Written request:
Show every line below that contains the string "pill", matching case exactly.

A block of data:
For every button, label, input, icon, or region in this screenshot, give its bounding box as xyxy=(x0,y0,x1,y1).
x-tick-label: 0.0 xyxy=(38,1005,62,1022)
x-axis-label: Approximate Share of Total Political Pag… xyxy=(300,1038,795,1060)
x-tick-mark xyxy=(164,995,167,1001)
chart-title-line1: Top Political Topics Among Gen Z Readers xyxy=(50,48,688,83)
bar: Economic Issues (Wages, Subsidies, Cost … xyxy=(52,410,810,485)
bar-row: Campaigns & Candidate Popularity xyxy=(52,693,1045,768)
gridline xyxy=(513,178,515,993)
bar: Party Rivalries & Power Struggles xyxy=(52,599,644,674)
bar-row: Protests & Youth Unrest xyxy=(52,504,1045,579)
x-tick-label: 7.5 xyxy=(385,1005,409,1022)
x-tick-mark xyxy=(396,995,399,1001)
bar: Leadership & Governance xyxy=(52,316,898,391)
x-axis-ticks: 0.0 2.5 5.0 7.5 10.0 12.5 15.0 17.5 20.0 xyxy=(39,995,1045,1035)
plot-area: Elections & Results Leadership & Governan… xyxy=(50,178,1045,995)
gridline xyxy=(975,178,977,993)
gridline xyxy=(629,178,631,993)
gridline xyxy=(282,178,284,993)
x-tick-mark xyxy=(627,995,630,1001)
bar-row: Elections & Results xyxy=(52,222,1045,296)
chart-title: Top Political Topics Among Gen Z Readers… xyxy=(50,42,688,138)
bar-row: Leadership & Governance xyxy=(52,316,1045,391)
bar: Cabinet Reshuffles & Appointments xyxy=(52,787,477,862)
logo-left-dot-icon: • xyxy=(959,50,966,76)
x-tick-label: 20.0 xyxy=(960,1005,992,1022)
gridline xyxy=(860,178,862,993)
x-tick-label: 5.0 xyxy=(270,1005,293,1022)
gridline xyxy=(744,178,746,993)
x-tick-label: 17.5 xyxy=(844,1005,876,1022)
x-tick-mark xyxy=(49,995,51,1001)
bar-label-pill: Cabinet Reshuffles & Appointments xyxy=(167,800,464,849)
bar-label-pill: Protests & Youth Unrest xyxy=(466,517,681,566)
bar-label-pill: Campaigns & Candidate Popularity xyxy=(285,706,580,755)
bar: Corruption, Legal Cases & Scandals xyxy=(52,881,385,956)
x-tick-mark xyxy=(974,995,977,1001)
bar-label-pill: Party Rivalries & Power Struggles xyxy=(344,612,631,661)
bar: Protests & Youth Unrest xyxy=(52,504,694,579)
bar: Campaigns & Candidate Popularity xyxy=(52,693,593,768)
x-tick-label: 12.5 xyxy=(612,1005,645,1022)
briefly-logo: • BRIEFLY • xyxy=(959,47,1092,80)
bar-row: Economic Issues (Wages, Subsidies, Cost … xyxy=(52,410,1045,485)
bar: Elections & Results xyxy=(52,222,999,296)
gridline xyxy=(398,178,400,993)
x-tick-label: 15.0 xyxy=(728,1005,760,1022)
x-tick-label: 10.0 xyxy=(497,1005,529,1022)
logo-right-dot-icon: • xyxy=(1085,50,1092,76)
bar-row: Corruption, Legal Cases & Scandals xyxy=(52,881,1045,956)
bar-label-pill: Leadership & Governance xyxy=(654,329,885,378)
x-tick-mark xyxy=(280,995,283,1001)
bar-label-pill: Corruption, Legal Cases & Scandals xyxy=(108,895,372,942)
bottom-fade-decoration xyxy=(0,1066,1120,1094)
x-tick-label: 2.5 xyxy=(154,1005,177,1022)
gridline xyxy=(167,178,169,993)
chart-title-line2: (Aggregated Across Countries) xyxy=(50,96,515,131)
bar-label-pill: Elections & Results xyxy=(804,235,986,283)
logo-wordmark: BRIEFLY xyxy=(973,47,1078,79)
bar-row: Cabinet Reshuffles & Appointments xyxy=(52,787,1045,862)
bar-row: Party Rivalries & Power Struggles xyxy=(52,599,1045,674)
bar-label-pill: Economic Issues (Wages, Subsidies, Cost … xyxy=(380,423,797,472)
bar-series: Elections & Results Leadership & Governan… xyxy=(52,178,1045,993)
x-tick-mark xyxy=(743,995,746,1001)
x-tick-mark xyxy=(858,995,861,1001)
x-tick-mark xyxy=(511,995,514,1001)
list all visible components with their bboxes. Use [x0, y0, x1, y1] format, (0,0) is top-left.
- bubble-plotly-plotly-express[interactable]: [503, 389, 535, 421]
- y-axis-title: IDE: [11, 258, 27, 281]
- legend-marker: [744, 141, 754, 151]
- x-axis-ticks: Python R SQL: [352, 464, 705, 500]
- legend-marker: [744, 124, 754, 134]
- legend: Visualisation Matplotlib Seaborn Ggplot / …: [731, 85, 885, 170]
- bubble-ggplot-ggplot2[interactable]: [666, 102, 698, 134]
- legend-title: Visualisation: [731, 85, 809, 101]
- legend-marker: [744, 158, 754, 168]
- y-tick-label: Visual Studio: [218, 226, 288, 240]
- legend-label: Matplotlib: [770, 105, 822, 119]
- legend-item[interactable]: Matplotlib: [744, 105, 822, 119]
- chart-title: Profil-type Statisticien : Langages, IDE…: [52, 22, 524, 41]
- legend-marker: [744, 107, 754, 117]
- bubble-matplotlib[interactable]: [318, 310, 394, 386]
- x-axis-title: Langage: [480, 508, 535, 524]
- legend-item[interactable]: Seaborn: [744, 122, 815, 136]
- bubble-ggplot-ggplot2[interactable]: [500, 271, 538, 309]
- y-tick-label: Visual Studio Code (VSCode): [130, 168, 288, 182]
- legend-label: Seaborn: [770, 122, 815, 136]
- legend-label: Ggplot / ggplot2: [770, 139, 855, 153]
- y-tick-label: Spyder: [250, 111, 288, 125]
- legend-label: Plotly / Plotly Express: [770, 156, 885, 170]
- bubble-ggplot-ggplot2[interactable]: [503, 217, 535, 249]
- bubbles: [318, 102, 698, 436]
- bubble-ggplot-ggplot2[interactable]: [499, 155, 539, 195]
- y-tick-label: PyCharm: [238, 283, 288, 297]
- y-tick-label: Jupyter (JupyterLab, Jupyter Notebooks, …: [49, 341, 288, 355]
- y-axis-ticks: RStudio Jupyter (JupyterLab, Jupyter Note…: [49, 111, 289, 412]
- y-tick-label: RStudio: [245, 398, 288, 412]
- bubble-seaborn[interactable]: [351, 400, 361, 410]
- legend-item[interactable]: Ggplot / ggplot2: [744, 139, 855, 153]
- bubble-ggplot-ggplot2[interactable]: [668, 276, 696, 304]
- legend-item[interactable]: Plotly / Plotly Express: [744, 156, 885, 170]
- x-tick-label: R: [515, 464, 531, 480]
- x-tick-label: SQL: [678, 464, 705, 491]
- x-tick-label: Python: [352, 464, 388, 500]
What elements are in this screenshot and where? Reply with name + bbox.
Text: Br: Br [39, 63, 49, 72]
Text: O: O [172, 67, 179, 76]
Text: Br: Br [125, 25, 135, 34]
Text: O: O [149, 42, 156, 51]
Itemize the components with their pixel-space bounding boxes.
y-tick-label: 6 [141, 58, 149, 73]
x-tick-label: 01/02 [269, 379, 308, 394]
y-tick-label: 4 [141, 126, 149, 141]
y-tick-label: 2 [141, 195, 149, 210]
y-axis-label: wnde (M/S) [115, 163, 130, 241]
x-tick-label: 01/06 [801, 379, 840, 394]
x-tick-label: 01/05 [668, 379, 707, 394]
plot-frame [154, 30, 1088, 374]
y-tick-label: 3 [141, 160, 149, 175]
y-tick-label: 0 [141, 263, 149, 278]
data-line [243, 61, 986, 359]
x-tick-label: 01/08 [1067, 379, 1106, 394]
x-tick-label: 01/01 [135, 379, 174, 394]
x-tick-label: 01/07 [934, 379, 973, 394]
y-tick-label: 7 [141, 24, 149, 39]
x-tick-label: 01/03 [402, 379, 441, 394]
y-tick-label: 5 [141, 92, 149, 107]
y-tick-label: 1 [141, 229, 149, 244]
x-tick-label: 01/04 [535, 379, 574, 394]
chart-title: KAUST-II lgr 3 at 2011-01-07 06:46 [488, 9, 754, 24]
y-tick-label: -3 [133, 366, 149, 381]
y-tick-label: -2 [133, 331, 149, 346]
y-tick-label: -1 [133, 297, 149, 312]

Solution below:
bar-label-pill: Cabinet Reshuffles & Appointments xyxy=(167,800,464,849)
bar-label-pill: Protests & Youth Unrest xyxy=(466,517,681,566)
bar-label-pill: Campaigns & Candidate Popularity xyxy=(285,706,580,755)
bar-label-pill: Party Rivalries & Power Struggles xyxy=(344,612,631,661)
bar-label-pill: Leadership & Governance xyxy=(654,329,885,378)
bar-label-pill: Corruption, Legal Cases & Scandals xyxy=(108,895,372,942)
bar-label-pill: Elections & Results xyxy=(804,235,986,283)
bar-label-pill: Economic Issues (Wages, Subsidies, Cost … xyxy=(380,423,797,472)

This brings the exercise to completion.